▸ **Input**

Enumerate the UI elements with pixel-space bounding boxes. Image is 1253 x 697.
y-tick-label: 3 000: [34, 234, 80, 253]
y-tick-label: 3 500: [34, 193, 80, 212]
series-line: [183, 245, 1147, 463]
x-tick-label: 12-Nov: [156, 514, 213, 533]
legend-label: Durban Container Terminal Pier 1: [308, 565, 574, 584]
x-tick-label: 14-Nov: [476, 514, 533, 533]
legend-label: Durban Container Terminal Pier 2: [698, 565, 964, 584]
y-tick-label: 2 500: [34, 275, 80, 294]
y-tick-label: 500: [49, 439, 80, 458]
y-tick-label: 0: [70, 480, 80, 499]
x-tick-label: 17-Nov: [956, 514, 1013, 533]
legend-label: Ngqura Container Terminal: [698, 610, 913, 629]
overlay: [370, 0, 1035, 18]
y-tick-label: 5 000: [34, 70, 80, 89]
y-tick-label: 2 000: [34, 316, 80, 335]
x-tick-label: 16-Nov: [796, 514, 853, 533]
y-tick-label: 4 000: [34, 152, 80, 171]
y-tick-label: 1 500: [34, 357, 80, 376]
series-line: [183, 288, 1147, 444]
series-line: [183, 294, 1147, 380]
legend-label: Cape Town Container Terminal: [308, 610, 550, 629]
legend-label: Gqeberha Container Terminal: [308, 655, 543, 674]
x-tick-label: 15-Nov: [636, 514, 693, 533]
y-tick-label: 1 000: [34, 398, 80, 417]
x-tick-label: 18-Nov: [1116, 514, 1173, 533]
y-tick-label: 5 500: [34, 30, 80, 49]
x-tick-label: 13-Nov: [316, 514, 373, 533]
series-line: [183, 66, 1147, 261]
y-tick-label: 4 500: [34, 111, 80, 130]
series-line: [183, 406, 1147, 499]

▸ **Exercise requirements**
Retype every line of the entry above exactly as it appears, without any changes.

▸ **Exercise response**
Enumerate the UI elements with pixel-space bounding boxes. Image is 1253 x 697.
y-tick-label: 3 000: [34, 234, 80, 253]
y-tick-label: 3 500: [34, 193, 80, 212]
series-line: [183, 245, 1147, 463]
x-tick-label: 12-Nov: [156, 514, 213, 533]
legend-label: Durban Container Terminal Pier 1: [308, 565, 574, 584]
x-tick-label: 14-Nov: [476, 514, 533, 533]
legend-label: Durban Container Terminal Pier 2: [698, 565, 964, 584]
y-tick-label: 2 500: [34, 275, 80, 294]
y-tick-label: 500: [49, 439, 80, 458]
y-tick-label: 0: [70, 480, 80, 499]
x-tick-label: 17-Nov: [956, 514, 1013, 533]
legend-label: Ngqura Container Terminal: [698, 610, 913, 629]
overlay: [370, 0, 1035, 18]
y-tick-label: 5 000: [34, 70, 80, 89]
y-tick-label: 2 000: [34, 316, 80, 335]
x-tick-label: 16-Nov: [796, 514, 853, 533]
y-tick-label: 4 000: [34, 152, 80, 171]
y-tick-label: 1 500: [34, 357, 80, 376]
series-line: [183, 288, 1147, 444]
series-line: [183, 294, 1147, 380]
legend-label: Cape Town Container Terminal: [308, 610, 550, 629]
legend-label: Gqeberha Container Terminal: [308, 655, 543, 674]
x-tick-label: 15-Nov: [636, 514, 693, 533]
y-tick-label: 1 000: [34, 398, 80, 417]
x-tick-label: 18-Nov: [1116, 514, 1173, 533]
y-tick-label: 5 500: [34, 30, 80, 49]
x-tick-label: 13-Nov: [316, 514, 373, 533]
series-line: [183, 66, 1147, 261]
y-tick-label: 4 500: [34, 111, 80, 130]
series-line: [183, 406, 1147, 499]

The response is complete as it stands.